## GIVEN PASSAGE
────────────────
08 Mar 2023 | OP ED Watch

Frustrating as the fog of error can be, swirling thickly across the debatescape in apparently endless quantities, the hard outlines of truth do eventually become visible especially at close range. Including on the climate question, where decades of fuzzy assurances that a painless energy revolution would take place by the mid-2020s, yet here we are bumping into the mid-2020s and it is our halcyon utopian youth that is now mysteriously distant. Thus the New York Times “Climate Forward” just clonked into “The coal challenge”, namely that “Getting rid of coal is often seen as the easier part of the global transition to renewable energy. Developed countries have made great strides in abandoning coal, and investors have long avoided it. But for some developing countries, it hasn’t been so easy.” For instance in South Africa, despite endless assurances that alternative energy is now cheaper than coal they keep burning the latter because it’s all they can afford and they’re scrambling to keep the lights on and it um well yes that is see uh…

We do not wish to exaggerate the clarity of their vision for moving onward through the fog. On the contrary, in classic Thomas Sowell “unconstrained” style they tell us “As in richer countries, that [energy transition] will involve changing the political structures built on fossil fuels.” The political structures. It’s all about will, and power.

Author Manuela Andreoni talks to “my colleague Lynsey Chutel, who’s based in South Africa and has been following the country’s shift to renewables” about how it works. And we inject an immediate note of skepticism in that, since the article says “The International Energy Agency estimates that coal accounts for about 70 percent of South Africa’s energy mix”, there’s not much “shift to renewables” to follow, understand or talk about. What there is, really, is a lack of shift. And of power:

“The country has been experiencing rolling blackouts since the late 2000s and power failures have reached crisis proportions, with daily outages, over the past year. That’s partly because old, coal-fired power plants are faltering. Blackouts lasting up to ten hours at a stretch have become common. So, the country’s main focus right now is just keeping those coal plants running.”

Chutel, who we should add is not merely based in South-Africa but actually South African, explains that:

“It’s the culmination of years of mismanagement and corruption. South Africa depends on a national electricity supplier, Eskom, generating power from more than a dozen dilapidated coal power stations. The company is broke, so it doesn’t have the money to rebuild. Now, week after week, there are reports of power stations going offline for emergency repairs. Corruption and organized crime are big problems, too.”
────────────────
## RECORDED INFORMATION
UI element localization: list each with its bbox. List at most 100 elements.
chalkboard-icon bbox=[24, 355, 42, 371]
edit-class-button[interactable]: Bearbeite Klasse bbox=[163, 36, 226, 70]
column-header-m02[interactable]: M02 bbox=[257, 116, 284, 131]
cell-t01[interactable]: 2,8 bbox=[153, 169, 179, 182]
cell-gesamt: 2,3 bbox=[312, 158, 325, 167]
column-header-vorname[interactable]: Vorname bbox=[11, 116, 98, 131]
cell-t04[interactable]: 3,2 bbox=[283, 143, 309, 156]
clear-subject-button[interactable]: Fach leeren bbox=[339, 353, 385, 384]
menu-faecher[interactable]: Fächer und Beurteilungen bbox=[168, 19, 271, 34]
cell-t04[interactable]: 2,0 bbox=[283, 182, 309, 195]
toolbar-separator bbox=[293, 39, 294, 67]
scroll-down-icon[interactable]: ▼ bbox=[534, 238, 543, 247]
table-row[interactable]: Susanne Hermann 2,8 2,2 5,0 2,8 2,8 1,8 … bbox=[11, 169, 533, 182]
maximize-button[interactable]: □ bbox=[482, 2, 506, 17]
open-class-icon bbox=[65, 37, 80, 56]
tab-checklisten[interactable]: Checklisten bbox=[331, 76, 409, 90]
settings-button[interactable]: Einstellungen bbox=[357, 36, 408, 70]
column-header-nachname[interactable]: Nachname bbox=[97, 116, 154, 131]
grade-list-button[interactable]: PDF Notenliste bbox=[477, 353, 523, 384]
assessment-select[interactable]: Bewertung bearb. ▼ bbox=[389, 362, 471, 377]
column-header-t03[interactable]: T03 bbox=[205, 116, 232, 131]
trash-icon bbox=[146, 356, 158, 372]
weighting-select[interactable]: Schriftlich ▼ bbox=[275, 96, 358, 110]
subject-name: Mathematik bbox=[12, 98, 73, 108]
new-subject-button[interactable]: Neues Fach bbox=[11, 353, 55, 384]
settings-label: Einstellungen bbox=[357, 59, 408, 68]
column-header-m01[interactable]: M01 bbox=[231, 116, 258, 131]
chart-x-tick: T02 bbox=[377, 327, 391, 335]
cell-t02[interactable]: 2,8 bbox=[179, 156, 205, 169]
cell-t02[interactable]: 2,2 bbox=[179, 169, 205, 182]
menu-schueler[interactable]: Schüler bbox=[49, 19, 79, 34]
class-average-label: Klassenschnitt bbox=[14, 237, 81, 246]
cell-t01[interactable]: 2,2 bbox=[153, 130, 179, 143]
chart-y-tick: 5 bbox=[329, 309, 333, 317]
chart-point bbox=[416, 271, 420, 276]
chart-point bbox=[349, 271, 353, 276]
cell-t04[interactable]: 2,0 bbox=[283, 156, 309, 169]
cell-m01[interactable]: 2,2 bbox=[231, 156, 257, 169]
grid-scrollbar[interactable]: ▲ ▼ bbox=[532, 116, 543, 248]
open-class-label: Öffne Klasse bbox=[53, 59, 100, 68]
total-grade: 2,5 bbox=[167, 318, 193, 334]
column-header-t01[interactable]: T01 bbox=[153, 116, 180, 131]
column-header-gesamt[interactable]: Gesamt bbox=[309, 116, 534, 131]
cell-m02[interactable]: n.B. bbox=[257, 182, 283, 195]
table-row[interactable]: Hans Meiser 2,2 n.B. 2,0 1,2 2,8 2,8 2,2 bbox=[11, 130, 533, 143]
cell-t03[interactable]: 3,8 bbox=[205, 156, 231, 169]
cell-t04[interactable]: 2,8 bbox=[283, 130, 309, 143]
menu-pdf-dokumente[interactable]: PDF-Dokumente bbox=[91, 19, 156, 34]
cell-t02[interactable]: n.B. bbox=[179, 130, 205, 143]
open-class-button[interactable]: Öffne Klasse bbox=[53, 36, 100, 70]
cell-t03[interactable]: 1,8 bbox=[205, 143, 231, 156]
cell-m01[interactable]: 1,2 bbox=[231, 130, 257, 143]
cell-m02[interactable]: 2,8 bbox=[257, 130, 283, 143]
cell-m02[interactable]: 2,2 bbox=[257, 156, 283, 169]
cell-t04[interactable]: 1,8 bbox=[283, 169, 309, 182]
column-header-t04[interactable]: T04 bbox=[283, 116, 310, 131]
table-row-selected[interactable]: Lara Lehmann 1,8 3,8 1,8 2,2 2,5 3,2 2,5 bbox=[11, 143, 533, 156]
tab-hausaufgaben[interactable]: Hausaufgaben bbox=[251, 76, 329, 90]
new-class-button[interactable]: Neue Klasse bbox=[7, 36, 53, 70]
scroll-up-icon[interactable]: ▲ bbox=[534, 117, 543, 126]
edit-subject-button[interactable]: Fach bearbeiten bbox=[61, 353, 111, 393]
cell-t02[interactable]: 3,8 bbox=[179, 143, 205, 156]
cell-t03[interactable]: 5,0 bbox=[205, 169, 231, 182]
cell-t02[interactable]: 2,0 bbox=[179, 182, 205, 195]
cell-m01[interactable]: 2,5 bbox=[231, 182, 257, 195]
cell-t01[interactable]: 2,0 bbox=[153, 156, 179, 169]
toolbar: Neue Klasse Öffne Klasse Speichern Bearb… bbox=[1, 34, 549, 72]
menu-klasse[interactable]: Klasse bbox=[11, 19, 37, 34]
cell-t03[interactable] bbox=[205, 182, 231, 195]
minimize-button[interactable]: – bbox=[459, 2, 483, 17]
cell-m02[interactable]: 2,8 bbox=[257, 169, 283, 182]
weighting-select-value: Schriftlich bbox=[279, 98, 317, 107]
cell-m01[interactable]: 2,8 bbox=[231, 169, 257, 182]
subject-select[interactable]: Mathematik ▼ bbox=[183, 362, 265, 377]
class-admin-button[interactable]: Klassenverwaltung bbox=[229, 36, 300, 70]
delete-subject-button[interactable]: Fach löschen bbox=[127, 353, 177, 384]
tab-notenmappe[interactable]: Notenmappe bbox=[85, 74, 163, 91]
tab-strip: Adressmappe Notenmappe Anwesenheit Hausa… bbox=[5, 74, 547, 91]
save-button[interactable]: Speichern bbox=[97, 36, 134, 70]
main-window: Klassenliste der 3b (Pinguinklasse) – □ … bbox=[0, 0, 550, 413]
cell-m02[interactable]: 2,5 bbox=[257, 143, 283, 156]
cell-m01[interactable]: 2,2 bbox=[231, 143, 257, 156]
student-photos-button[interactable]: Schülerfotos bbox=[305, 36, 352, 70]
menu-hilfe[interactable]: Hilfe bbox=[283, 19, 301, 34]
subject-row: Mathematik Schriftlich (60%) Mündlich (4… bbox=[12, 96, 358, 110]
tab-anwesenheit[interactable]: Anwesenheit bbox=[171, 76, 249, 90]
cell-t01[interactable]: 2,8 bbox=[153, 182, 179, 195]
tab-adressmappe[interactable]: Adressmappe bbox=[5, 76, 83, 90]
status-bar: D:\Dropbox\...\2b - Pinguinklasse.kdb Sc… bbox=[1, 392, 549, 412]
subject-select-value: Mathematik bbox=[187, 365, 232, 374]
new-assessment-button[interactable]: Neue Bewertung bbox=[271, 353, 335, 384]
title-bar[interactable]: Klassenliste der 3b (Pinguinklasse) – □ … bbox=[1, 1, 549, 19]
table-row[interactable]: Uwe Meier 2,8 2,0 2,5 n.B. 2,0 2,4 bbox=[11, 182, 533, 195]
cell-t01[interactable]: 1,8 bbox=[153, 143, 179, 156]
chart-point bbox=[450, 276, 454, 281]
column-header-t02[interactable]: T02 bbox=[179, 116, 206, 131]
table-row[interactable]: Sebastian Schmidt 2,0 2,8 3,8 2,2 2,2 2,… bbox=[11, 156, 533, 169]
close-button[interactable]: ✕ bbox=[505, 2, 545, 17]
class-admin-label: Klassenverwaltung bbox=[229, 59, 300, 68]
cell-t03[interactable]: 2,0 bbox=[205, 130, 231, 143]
────────────────
## INSTRUCTION A
In the coal op-ed, what share of South Africa's energy mix does the International Energy Agency estimate comes from coal?
## INSTRUCTION B
Quote the coal op-ed from the words containing "We do not wish" through the words ending with "will, and power.".

## FINAL RESULT A
About 70 percent.

## FINAL RESULT B
We do not wish to exaggerate the clarity of their vision for moving onward through the fog. On the contrary, in classic Thomas Sowell “unconstrained” style they tell us “As in richer countries, that [energy transition] will involve changing the political structures built on fossil fuels.” The political structures. It’s all about will, and power.